• What this task involves
Write out the whole of the material exactly.

**** Given records ****

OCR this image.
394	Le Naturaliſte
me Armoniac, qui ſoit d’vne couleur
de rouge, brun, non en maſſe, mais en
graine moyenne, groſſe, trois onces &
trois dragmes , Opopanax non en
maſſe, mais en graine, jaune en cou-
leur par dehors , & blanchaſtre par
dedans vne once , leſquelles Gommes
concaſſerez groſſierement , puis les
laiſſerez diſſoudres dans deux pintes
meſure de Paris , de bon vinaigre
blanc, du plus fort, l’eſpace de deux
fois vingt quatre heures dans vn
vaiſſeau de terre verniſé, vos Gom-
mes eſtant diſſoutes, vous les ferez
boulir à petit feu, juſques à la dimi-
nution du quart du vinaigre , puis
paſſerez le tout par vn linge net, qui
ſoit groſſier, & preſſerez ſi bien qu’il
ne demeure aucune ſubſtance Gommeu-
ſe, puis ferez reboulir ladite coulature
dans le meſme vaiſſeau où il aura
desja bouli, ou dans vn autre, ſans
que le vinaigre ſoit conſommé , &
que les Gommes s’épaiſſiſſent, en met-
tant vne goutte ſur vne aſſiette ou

****

• Response to the task
OCR this image.
394	Le Naturaliſte
me Armoniac, qui ſoit d’vne couleur
de rouge, brun, non en maſſe, mais en
graine moyenne, groſſe, trois onces &
trois dragmes , Opopanax non en
maſſe, mais en graine, jaune en cou-
leur par dehors , & blanchaſtre par
dedans vne once , leſquelles Gommes
concaſſerez groſſierement , puis les
laiſſerez diſſoudres dans deux pintes
meſure de Paris , de bon vinaigre
blanc, du plus fort, l’eſpace de deux
fois vingt quatre heures dans vn
vaiſſeau de terre verniſé, vos Gom-
mes eſtant diſſoutes, vous les ferez
boulir à petit feu, juſques à la dimi-
nution du quart du vinaigre , puis
paſſerez le tout par vn linge net, qui
ſoit groſſier, & preſſerez ſi bien qu’il
ne demeure aucune ſubſtance Gommeu-
ſe, puis ferez reboulir ladite coulature
dans le meſme vaiſſeau où il aura
desja bouli, ou dans vn autre, ſans
que le vinaigre ſoit conſommé , &
que les Gommes s’épaiſſiſſent, en met-
tant vne goutte ſur vne aſſiette ou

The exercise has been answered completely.